**Directions:**
Keep only the lines of the data below that contain "Email", and copy them.
Start of Records supplied
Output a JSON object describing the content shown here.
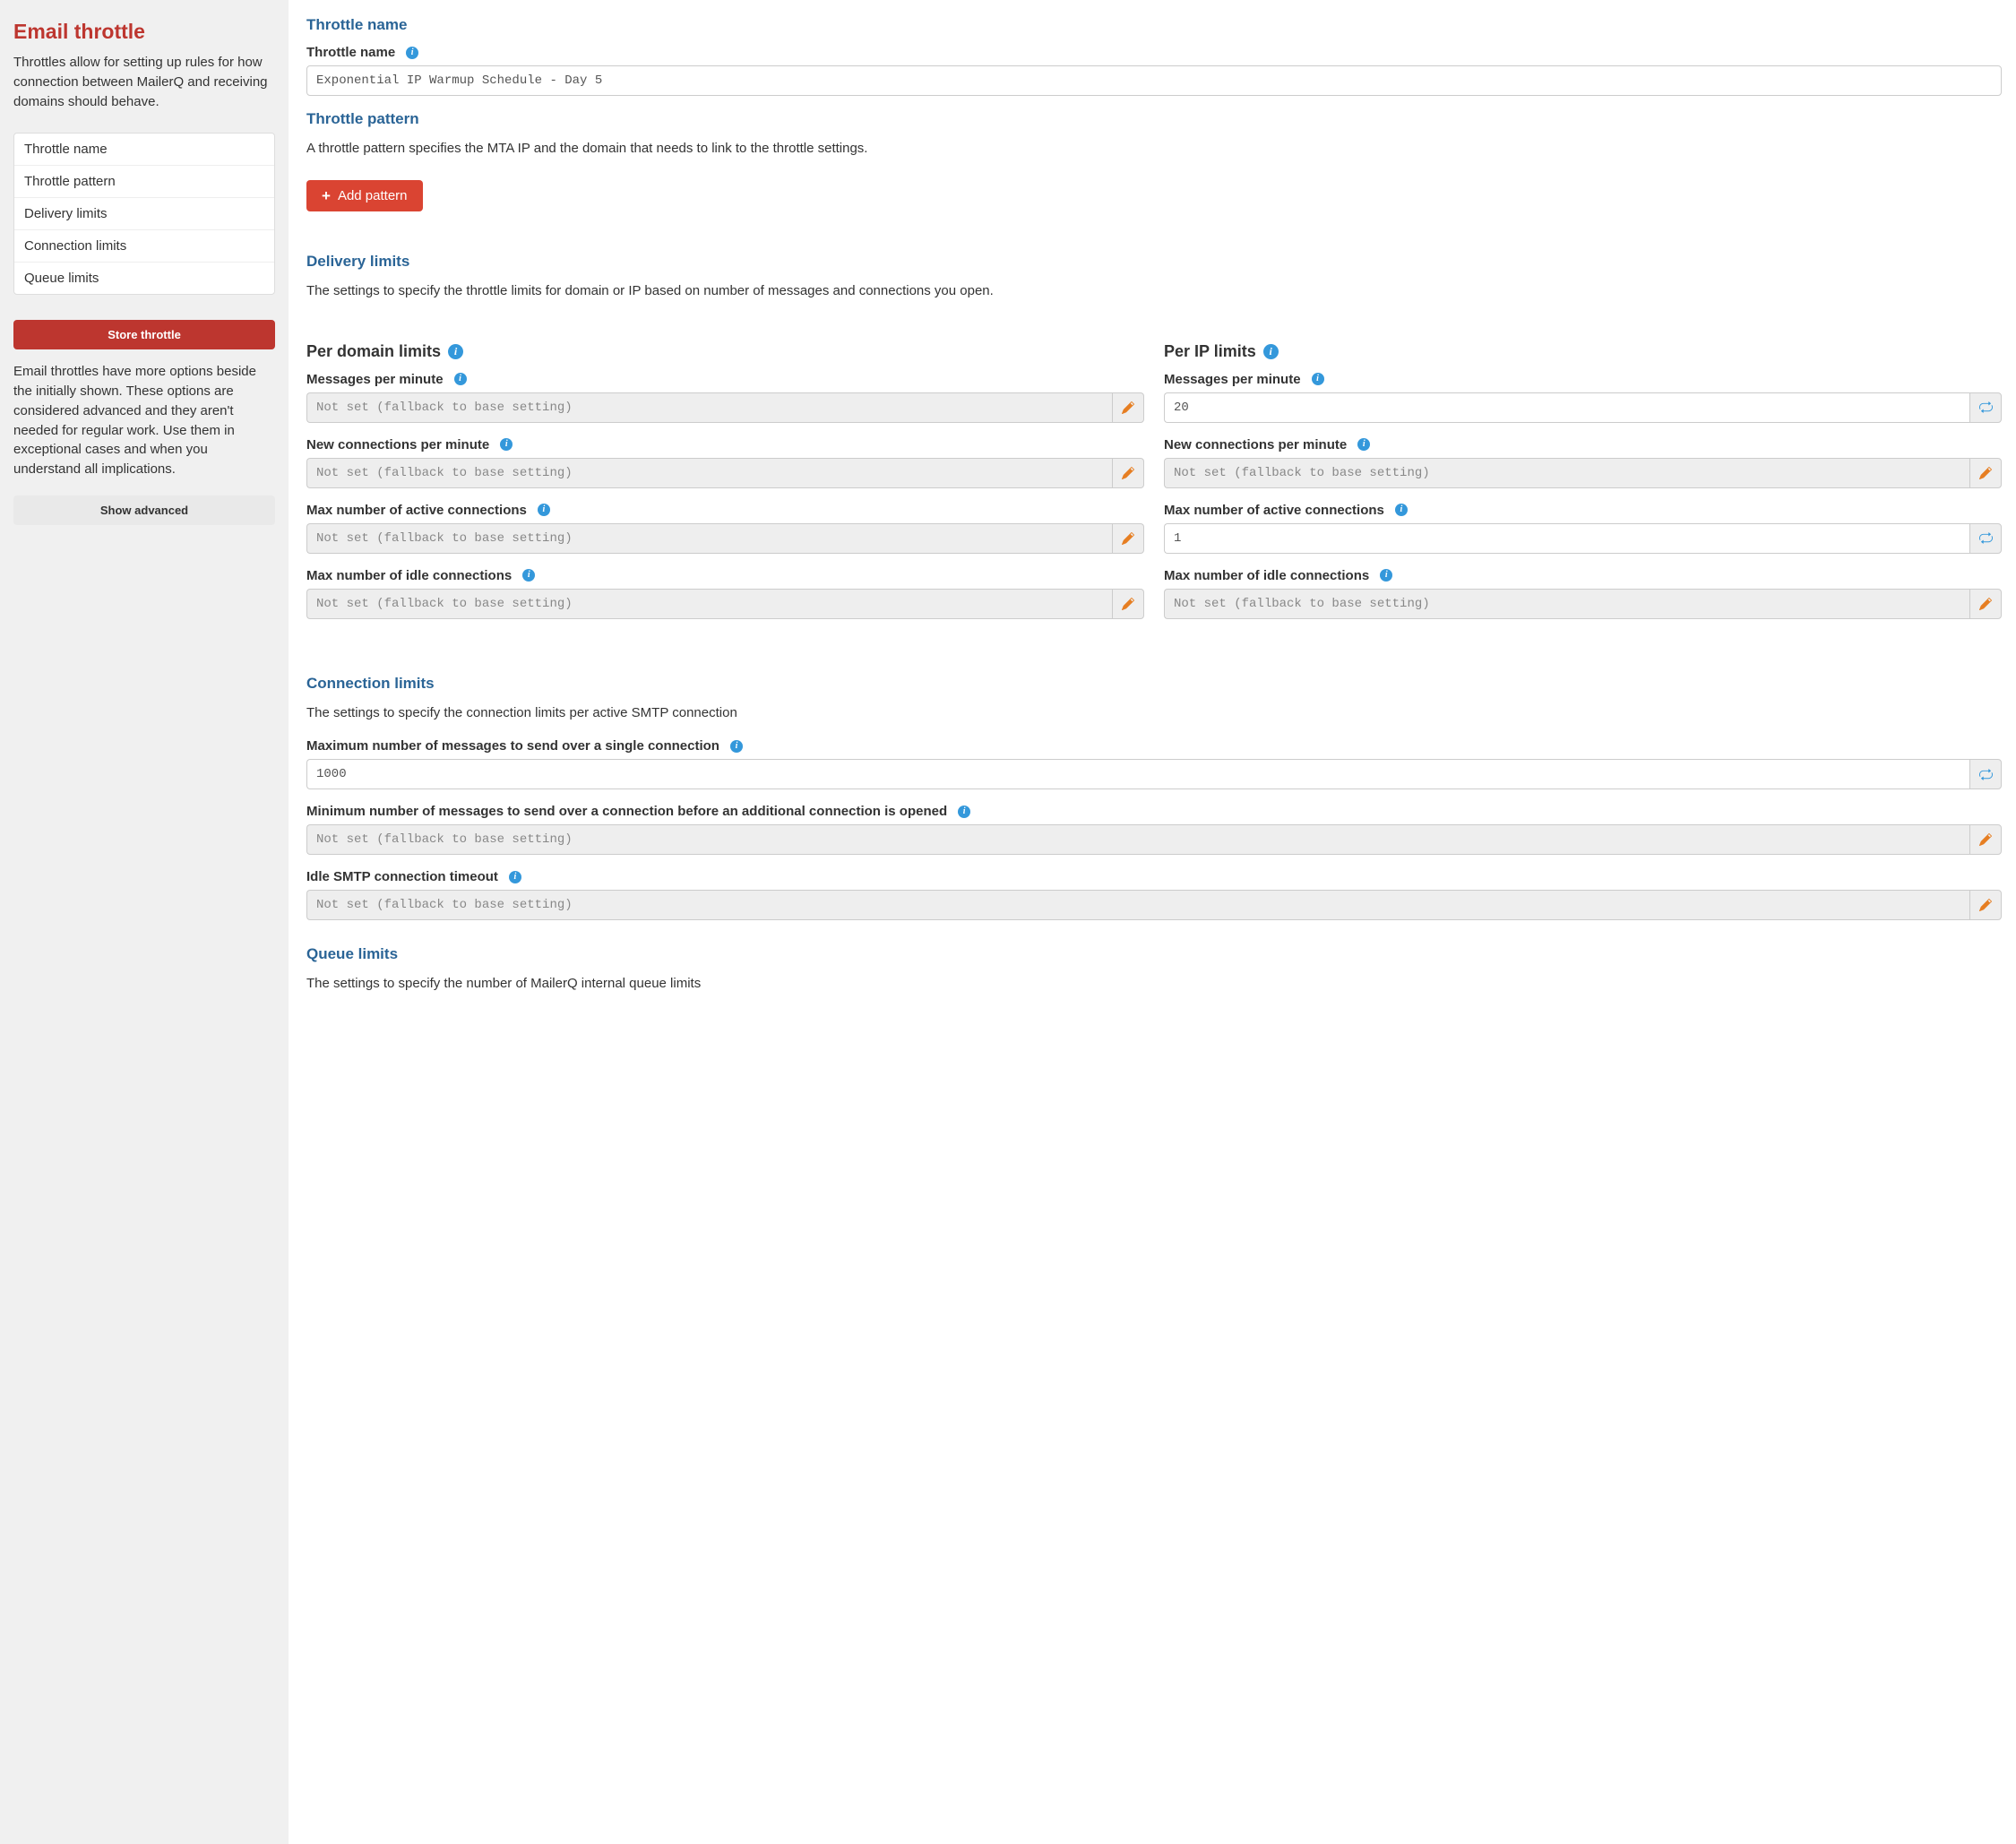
{
  "sidebar": {
    "title": "Email throttle",
    "intro": "Throttles allow for setting up rules for how connection between MailerQ and receiving domains should behave.",
    "nav": [
      "Throttle name",
      "Throttle pattern",
      "Delivery limits",
      "Connection limits",
      "Queue limits"
    ],
    "store_label": "Store throttle",
    "note": "Email throttles have more options beside the initially shown. These options are considered advanced and they aren't needed for regular work. Use them in exceptional cases and when you understand all implications.",
    "show_advanced_label": "Show advanced"
  },
  "placeholders": {
    "not_set": "Not set (fallback to base setting)"
  },
  "main": {
    "throttle_name": {
      "heading": "Throttle name",
      "label": "Throttle name",
      "value": "Exponential IP Warmup Schedule - Day 5"
    },
    "throttle_pattern": {
      "heading": "Throttle pattern",
      "description": "A throttle pattern specifies the MTA IP and the domain that needs to link to the throttle settings.",
      "add_label": "Add pattern"
    },
    "delivery_limits": {
      "heading": "Delivery limits",
      "description": "The settings to specify the throttle limits for domain or IP based on number of messages and connections you open.",
      "per_domain_heading": "Per domain limits",
      "per_ip_heading": "Per IP limits",
      "labels": {
        "messages_per_minute": "Messages per minute",
        "new_connections_per_minute": "New connections per minute",
        "max_active_connections": "Max number of active connections",
        "max_idle_connections": "Max number of idle connections"
      },
      "per_domain": {
        "messages_per_minute": "",
        "new_connections_per_minute": "",
        "max_active_connections": "",
        "max_idle_connections": ""
      },
      "per_ip": {
        "messages_per_minute": "20",
        "new_connections_per_minute": "",
        "max_active_connections": "1",
        "max_idle_connections": ""
      }
    },
    "connection_limits": {
      "heading": "Connection limits",
      "description": "The settings to specify the connection limits per active SMTP connection",
      "labels": {
        "max_messages_single": "Maximum number of messages to send over a single connection",
        "min_messages_before_additional": "Minimum number of messages to send over a connection before an additional connection is opened",
        "idle_timeout": "Idle SMTP connection timeout"
      },
      "values": {
        "max_messages_single": "1000",
        "min_messages_before_additional": "",
        "idle_timeout": ""
      }
    },
    "queue_limits": {
      "heading": "Queue limits",
      "description": "The settings to specify the number of MailerQ internal queue limits"
    }
  }
}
End of Records supplied
**The completed task:**
    "title": "Email throttle",
    "note": "Email throttles have more options beside the initially shown. These options are considered advanced and they aren't needed for regular work. Use them in exceptional cases and when you understand all implications.",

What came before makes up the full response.